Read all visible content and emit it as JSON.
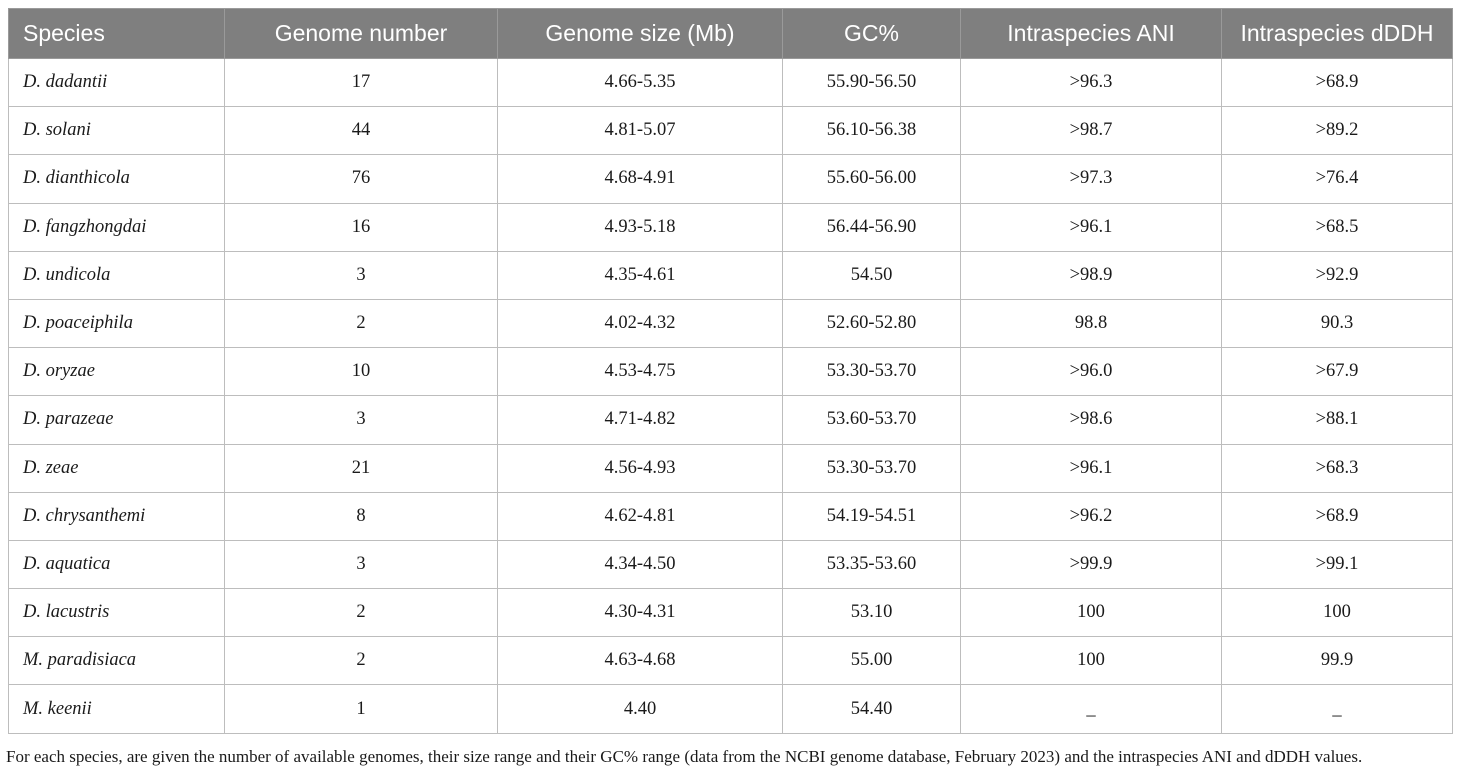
{
  "table": {
    "headers": [
      "Species",
      "Genome number",
      "Genome size (Mb)",
      "GC%",
      "Intraspecies ANI",
      "Intraspecies dDDH"
    ],
    "rows": [
      [
        "D. dadantii",
        "17",
        "4.66-5.35",
        "55.90-56.50",
        ">96.3",
        ">68.9"
      ],
      [
        "D. solani",
        "44",
        "4.81-5.07",
        "56.10-56.38",
        ">98.7",
        ">89.2"
      ],
      [
        "D. dianthicola",
        "76",
        "4.68-4.91",
        "55.60-56.00",
        ">97.3",
        ">76.4"
      ],
      [
        "D. fangzhongdai",
        "16",
        "4.93-5.18",
        "56.44-56.90",
        ">96.1",
        ">68.5"
      ],
      [
        "D. undicola",
        "3",
        "4.35-4.61",
        "54.50",
        ">98.9",
        ">92.9"
      ],
      [
        "D. poaceiphila",
        "2",
        "4.02-4.32",
        "52.60-52.80",
        "98.8",
        "90.3"
      ],
      [
        "D. oryzae",
        "10",
        "4.53-4.75",
        "53.30-53.70",
        ">96.0",
        ">67.9"
      ],
      [
        "D. parazeae",
        "3",
        "4.71-4.82",
        "53.60-53.70",
        ">98.6",
        ">88.1"
      ],
      [
        "D. zeae",
        "21",
        "4.56-4.93",
        "53.30-53.70",
        ">96.1",
        ">68.3"
      ],
      [
        "D. chrysanthemi",
        "8",
        "4.62-4.81",
        "54.19-54.51",
        ">96.2",
        ">68.9"
      ],
      [
        "D. aquatica",
        "3",
        "4.34-4.50",
        "53.35-53.60",
        ">99.9",
        ">99.1"
      ],
      [
        "D. lacustris",
        "2",
        "4.30-4.31",
        "53.10",
        "100",
        "100"
      ],
      [
        "M. paradisiaca",
        "2",
        "4.63-4.68",
        "55.00",
        "100",
        "99.9"
      ],
      [
        "M. keenii",
        "1",
        "4.40",
        "54.40",
        "_",
        "_"
      ]
    ]
  },
  "footnote": "For each species, are given the number of available genomes, their size range and their GC% range (data from the NCBI genome database, February 2023) and the intraspecies ANI and dDDH values.",
  "colors": {
    "header_bg": "#7f7f7f",
    "header_text": "#ffffff",
    "border": "#bdbdbd"
  }
}
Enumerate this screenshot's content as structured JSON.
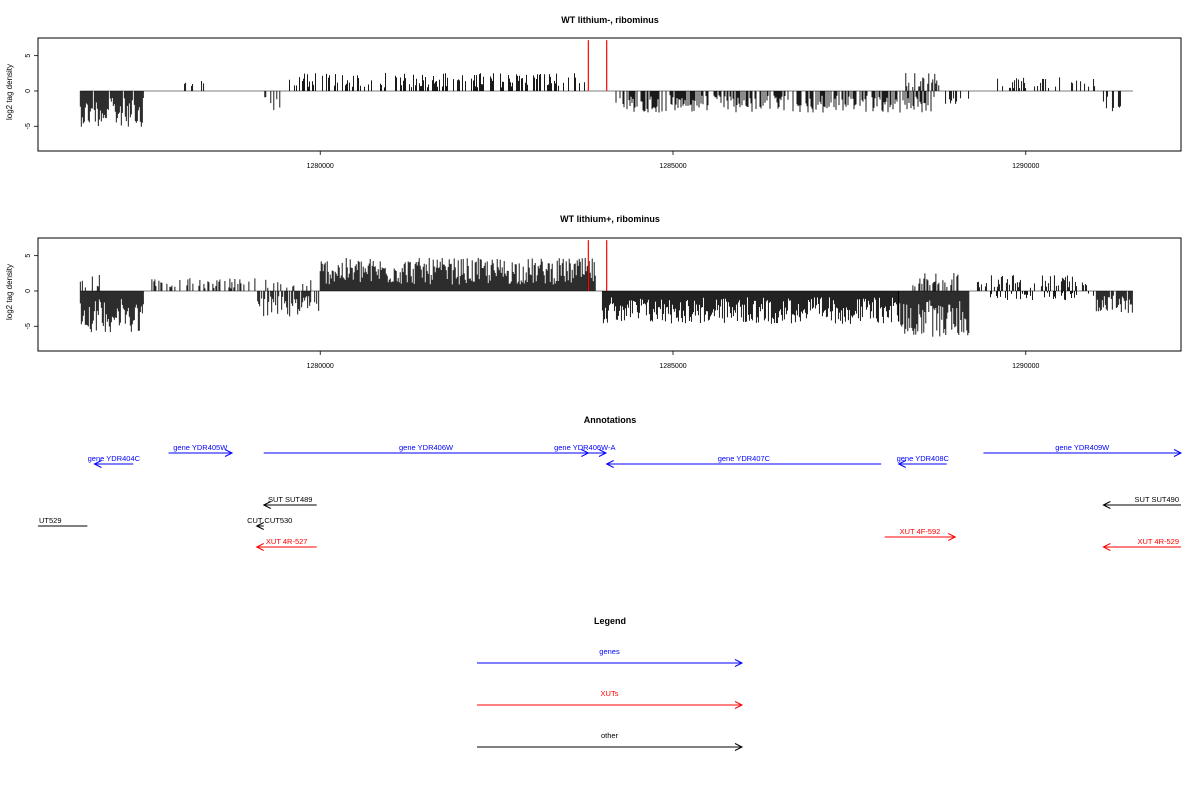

• TRY IT:
Hand back the data exactly as it appears, with all pictures cut.

• TASK OUTPUT:
Read all visible content and emit it as JSON.
{
  "table": {
    "headers": [
      "Species",
      "Genome number",
      "Genome size (Mb)",
      "GC%",
      "Intraspecies ANI",
      "Intraspecies dDDH"
    ],
    "rows": [
      [
        "D. dadantii",
        "17",
        "4.66-5.35",
        "55.90-56.50",
        ">96.3",
        ">68.9"
      ],
      [
        "D. solani",
        "44",
        "4.81-5.07",
        "56.10-56.38",
        ">98.7",
        ">89.2"
      ],
      [
        "D. dianthicola",
        "76",
        "4.68-4.91",
        "55.60-56.00",
        ">97.3",
        ">76.4"
      ],
      [
        "D. fangzhongdai",
        "16",
        "4.93-5.18",
        "56.44-56.90",
        ">96.1",
        ">68.5"
      ],
      [
        "D. undicola",
        "3",
        "4.35-4.61",
        "54.50",
        ">98.9",
        ">92.9"
      ],
      [
        "D. poaceiphila",
        "2",
        "4.02-4.32",
        "52.60-52.80",
        "98.8",
        "90.3"
      ],
      [
        "D. oryzae",
        "10",
        "4.53-4.75",
        "53.30-53.70",
        ">96.0",
        ">67.9"
      ],
      [
        "D. parazeae",
        "3",
        "4.71-4.82",
        "53.60-53.70",
        ">98.6",
        ">88.1"
      ],
      [
        "D. zeae",
        "21",
        "4.56-4.93",
        "53.30-53.70",
        ">96.1",
        ">68.3"
      ],
      [
        "D. chrysanthemi",
        "8",
        "4.62-4.81",
        "54.19-54.51",
        ">96.2",
        ">68.9"
      ],
      [
        "D. aquatica",
        "3",
        "4.34-4.50",
        "53.35-53.60",
        ">99.9",
        ">99.1"
      ],
      [
        "D. lacustris",
        "2",
        "4.30-4.31",
        "53.10",
        "100",
        "100"
      ],
      [
        "M. paradisiaca",
        "2",
        "4.63-4.68",
        "55.00",
        "100",
        "99.9"
      ],
      [
        "M. keenii",
        "1",
        "4.40",
        "54.40",
        "_",
        "_"
      ]
    ]
  },
  "footnote": "For each species, are given the number of available genomes, their size range and their GC% range (data from the NCBI genome database, February 2023) and the intraspecies ANI and dDDH values.",
  "colors": {
    "header_bg": "#7f7f7f",
    "header_text": "#ffffff",
    "border": "#bdbdbd"
  }
}
Enumerate this screenshot's content as structured JSON.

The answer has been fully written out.